● Instructions to follow: Give the entries below as a JSON list of strings, one string per line with blank lines left out, beginning with the first line and going on through the line with "range-cell: 0.00–3.33 bbox=[903, 410, 1173, 464]", both included.
:: Records to use
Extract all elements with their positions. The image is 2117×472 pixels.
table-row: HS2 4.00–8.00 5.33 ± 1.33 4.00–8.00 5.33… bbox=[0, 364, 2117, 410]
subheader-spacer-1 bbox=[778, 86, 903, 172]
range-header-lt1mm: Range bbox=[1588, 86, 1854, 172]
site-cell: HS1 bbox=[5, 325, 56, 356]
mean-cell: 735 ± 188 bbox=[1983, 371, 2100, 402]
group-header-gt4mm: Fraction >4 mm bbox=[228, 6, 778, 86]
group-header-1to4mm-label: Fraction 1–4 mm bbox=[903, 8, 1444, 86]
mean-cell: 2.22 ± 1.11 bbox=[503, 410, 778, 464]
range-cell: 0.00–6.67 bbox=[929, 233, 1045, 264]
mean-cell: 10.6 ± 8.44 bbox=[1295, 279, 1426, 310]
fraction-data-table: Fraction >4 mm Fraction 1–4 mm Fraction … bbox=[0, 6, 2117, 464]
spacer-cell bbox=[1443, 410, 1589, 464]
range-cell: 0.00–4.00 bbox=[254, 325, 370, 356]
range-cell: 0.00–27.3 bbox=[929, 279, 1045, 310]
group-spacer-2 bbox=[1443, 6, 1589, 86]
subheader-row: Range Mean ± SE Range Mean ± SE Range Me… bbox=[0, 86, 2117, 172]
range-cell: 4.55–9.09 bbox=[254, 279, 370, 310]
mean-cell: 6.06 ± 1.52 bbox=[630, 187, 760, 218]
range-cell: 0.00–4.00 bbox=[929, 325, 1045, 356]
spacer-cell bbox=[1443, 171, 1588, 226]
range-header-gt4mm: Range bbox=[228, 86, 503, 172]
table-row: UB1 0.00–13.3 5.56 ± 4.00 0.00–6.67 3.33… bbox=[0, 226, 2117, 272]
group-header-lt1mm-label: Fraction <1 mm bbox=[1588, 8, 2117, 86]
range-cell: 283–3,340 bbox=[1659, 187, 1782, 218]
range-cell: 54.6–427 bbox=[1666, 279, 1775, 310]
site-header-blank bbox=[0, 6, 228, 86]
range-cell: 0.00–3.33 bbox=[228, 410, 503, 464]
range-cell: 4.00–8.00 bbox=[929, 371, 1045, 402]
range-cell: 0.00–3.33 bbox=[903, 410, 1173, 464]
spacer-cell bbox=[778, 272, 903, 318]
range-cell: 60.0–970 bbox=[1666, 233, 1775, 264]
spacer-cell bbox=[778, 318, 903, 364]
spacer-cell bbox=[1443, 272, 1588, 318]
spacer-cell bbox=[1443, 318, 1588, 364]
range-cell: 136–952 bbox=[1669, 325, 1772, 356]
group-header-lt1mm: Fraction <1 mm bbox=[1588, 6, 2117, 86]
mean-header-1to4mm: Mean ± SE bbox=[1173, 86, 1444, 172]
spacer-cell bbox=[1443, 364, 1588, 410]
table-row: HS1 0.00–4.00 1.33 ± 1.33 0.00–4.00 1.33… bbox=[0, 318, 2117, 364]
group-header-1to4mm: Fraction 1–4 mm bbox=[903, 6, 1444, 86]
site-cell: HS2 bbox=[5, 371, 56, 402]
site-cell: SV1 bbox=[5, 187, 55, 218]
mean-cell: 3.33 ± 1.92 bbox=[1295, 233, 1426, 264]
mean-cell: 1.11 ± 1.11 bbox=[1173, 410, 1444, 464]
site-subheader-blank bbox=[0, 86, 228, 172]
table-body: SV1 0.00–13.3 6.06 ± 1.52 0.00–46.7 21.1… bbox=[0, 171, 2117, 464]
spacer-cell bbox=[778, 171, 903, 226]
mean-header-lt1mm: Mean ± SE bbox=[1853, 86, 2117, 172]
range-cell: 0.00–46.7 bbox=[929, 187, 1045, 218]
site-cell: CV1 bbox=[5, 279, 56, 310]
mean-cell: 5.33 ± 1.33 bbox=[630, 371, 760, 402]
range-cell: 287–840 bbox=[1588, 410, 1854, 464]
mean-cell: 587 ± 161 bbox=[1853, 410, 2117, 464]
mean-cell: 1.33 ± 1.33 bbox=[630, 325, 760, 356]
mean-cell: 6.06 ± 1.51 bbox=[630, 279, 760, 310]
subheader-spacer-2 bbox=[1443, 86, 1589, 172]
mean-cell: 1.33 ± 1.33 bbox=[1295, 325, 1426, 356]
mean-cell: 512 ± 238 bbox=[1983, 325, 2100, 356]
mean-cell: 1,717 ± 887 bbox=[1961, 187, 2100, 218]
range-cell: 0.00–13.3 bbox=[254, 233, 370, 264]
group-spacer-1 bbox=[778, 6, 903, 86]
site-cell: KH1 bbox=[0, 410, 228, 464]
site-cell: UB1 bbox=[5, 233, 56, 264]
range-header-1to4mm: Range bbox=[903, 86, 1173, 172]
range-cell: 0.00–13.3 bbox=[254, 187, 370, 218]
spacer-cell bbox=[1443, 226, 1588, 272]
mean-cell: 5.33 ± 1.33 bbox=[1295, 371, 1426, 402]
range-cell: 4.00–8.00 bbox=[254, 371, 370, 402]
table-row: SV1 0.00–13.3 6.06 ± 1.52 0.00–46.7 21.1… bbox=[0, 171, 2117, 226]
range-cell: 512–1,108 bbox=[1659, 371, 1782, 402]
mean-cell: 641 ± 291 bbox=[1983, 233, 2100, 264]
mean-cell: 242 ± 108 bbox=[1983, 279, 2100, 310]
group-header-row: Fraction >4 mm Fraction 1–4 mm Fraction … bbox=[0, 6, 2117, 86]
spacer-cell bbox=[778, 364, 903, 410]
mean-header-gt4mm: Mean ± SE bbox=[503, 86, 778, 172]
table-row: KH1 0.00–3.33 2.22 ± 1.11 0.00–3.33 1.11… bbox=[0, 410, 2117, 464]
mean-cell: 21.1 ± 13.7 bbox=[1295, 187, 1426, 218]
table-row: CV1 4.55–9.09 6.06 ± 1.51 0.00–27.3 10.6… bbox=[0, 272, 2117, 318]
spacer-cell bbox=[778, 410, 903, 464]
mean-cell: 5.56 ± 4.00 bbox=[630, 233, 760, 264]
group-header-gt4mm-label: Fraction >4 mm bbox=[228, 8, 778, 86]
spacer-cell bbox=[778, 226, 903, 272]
::::
● Answer to this exercise:
[
  "Extract all elements with their positions. The image is 2117×472 pixels.",
  "table-row: HS2 4.00–8.00 5.33 ± 1.33 4.00–8.00 5.33… bbox=[0, 364, 2117, 410]",
  "subheader-spacer-1 bbox=[778, 86, 903, 172]",
  "range-header-lt1mm: Range bbox=[1588, 86, 1854, 172]",
  "site-cell: HS1 bbox=[5, 325, 56, 356]",
  "mean-cell: 735 ± 188 bbox=[1983, 371, 2100, 402]",
  "group-header-gt4mm: Fraction >4 mm bbox=[228, 6, 778, 86]",
  "group-header-1to4mm-label: Fraction 1–4 mm bbox=[903, 8, 1444, 86]",
  "mean-cell: 2.22 ± 1.11 bbox=[503, 410, 778, 464]",
  "range-cell: 0.00–6.67 bbox=[929, 233, 1045, 264]",
  "mean-cell: 10.6 ± 8.44 bbox=[1295, 279, 1426, 310]",
  "fraction-data-table: Fraction >4 mm Fraction 1–4 mm Fraction … bbox=[0, 6, 2117, 464]",
  "spacer-cell bbox=[1443, 410, 1589, 464]",
  "range-cell: 0.00–4.00 bbox=[254, 325, 370, 356]",
  "range-cell: 0.00–27.3 bbox=[929, 279, 1045, 310]",
  "group-spacer-2 bbox=[1443, 6, 1589, 86]",
  "subheader-row: Range Mean ± SE Range Mean ± SE Range Me… bbox=[0, 86, 2117, 172]",
  "range-cell: 4.55–9.09 bbox=[254, 279, 370, 310]",
  "mean-cell: 6.06 ± 1.52 bbox=[630, 187, 760, 218]",
  "range-cell: 0.00–4.00 bbox=[929, 325, 1045, 356]",
  "spacer-cell bbox=[1443, 171, 1588, 226]",
  "range-header-gt4mm: Range bbox=[228, 86, 503, 172]",
  "table-row: UB1 0.00–13.3 5.56 ± 4.00 0.00–6.67 3.33… bbox=[0, 226, 2117, 272]",
  "group-header-lt1mm-label: Fraction <1 mm bbox=[1588, 8, 2117, 86]",
  "range-cell: 283–3,340 bbox=[1659, 187, 1782, 218]",
  "range-cell: 54.6–427 bbox=[1666, 279, 1775, 310]",
  "site-header-blank bbox=[0, 6, 228, 86]",
  "range-cell: 0.00–3.33 bbox=[228, 410, 503, 464]",
  "range-cell: 4.00–8.00 bbox=[929, 371, 1045, 402]",
  "range-cell: 0.00–3.33 bbox=[903, 410, 1173, 464]"
]